Set exercise: Every line holding the word "your" counts once. Give the total, nothing more.

---------- Supplied records

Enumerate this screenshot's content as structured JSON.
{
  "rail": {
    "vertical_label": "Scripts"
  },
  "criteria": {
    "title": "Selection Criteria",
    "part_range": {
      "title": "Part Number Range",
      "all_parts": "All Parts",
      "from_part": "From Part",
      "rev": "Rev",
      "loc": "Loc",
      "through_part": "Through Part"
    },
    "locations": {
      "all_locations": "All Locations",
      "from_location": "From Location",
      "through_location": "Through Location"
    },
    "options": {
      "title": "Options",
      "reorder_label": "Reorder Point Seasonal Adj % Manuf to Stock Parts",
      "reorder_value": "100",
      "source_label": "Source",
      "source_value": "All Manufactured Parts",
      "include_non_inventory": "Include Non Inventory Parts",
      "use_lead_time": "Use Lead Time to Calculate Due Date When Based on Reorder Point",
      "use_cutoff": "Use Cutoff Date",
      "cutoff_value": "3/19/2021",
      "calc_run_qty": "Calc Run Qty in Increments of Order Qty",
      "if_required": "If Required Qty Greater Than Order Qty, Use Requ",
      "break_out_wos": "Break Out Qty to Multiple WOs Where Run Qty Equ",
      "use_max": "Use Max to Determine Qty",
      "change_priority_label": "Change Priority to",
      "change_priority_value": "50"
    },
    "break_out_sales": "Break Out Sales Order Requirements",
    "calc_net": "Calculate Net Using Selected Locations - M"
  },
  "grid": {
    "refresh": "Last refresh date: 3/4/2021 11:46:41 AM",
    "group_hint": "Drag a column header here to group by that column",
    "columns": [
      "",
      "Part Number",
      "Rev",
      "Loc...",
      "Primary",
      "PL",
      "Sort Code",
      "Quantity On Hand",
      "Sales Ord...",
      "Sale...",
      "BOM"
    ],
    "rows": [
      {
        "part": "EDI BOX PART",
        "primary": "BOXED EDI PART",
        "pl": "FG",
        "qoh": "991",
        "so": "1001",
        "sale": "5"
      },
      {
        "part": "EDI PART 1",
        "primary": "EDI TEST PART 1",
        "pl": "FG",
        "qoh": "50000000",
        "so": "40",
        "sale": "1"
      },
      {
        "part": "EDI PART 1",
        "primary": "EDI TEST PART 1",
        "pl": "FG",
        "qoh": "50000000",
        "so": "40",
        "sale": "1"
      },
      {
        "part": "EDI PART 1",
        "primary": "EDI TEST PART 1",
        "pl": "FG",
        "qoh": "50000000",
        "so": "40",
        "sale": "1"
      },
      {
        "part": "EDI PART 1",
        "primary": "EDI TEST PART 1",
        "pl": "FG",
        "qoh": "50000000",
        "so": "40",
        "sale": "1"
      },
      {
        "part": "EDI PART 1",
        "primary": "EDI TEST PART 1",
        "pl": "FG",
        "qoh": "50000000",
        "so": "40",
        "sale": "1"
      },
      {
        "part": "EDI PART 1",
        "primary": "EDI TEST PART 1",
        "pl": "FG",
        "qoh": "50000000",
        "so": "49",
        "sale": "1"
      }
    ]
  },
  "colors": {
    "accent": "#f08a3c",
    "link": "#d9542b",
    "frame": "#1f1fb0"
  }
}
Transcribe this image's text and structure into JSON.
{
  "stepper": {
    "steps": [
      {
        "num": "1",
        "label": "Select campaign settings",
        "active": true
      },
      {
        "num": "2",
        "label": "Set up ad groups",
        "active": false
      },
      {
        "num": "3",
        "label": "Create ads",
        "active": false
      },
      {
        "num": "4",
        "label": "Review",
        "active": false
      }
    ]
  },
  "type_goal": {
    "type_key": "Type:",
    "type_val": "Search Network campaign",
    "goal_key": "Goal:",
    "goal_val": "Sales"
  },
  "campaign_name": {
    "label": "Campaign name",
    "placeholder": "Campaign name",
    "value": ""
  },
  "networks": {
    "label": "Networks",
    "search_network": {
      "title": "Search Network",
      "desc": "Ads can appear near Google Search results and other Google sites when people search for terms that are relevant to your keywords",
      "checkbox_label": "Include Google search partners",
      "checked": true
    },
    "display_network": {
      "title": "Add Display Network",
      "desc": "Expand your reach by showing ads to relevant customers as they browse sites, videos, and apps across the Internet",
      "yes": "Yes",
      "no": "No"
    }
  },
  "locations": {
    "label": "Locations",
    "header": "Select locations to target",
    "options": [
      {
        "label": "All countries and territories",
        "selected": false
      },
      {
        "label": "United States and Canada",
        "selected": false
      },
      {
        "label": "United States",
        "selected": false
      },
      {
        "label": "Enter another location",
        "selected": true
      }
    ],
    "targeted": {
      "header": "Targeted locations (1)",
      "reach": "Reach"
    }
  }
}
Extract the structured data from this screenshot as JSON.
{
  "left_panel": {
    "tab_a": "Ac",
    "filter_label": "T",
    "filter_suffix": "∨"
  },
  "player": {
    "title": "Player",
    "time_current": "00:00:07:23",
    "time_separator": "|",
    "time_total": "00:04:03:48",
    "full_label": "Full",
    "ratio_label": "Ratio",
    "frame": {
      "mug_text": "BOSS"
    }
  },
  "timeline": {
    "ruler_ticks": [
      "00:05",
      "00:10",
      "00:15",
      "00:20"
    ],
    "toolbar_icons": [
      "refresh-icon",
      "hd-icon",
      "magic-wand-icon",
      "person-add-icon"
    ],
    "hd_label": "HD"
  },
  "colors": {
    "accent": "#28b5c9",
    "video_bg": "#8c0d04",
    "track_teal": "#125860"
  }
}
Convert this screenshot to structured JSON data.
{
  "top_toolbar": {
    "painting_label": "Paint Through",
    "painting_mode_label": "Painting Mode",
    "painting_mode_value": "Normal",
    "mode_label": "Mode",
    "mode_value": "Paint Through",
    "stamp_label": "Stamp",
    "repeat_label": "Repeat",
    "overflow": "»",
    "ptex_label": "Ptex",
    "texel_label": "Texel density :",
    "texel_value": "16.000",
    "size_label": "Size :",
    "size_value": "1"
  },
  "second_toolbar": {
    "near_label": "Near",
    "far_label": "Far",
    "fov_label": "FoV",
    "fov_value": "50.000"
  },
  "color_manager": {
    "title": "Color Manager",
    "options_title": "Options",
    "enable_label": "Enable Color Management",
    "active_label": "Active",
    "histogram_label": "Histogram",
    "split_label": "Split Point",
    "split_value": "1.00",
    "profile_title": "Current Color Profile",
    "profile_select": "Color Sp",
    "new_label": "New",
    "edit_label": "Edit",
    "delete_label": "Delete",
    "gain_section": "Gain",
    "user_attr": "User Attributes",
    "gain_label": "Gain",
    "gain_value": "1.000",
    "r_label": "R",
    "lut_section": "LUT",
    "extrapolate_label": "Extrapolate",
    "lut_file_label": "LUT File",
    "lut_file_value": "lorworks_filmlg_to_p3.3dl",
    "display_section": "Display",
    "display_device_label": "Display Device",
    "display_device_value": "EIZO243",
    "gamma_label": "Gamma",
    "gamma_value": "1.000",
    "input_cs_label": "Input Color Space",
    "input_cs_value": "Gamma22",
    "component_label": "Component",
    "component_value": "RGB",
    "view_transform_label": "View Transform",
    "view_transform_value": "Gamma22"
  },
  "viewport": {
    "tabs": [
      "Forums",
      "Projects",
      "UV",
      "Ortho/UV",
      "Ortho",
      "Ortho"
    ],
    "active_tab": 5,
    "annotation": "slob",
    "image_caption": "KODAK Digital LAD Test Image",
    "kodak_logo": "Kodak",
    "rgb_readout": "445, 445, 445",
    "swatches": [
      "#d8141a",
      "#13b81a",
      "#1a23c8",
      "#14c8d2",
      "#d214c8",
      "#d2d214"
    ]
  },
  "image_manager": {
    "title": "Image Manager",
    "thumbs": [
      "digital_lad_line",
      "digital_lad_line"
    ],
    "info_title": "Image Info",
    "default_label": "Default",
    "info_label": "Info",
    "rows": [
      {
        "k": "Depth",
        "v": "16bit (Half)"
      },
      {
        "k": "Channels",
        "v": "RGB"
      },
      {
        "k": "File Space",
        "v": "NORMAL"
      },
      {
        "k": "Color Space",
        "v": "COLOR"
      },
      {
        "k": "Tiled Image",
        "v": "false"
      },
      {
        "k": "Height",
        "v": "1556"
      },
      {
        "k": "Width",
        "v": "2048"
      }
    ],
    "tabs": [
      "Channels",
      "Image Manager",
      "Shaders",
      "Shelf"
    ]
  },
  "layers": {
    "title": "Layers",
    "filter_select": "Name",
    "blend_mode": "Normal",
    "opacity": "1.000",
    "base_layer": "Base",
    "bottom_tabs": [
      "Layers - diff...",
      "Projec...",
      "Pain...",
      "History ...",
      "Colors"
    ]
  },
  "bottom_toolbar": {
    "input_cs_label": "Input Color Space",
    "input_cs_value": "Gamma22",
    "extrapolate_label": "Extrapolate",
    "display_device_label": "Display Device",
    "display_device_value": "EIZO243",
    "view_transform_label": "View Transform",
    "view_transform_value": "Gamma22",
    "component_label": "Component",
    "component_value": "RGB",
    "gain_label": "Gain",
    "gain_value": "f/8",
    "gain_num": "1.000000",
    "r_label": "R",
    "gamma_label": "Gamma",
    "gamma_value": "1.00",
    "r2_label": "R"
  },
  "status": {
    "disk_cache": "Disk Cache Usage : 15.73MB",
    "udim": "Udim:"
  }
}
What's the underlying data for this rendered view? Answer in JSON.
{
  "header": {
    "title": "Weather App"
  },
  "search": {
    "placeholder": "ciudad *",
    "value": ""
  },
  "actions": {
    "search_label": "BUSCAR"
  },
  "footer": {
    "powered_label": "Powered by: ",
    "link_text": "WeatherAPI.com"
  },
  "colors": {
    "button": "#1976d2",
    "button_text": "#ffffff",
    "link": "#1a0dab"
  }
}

--------------------

Exercise result: 2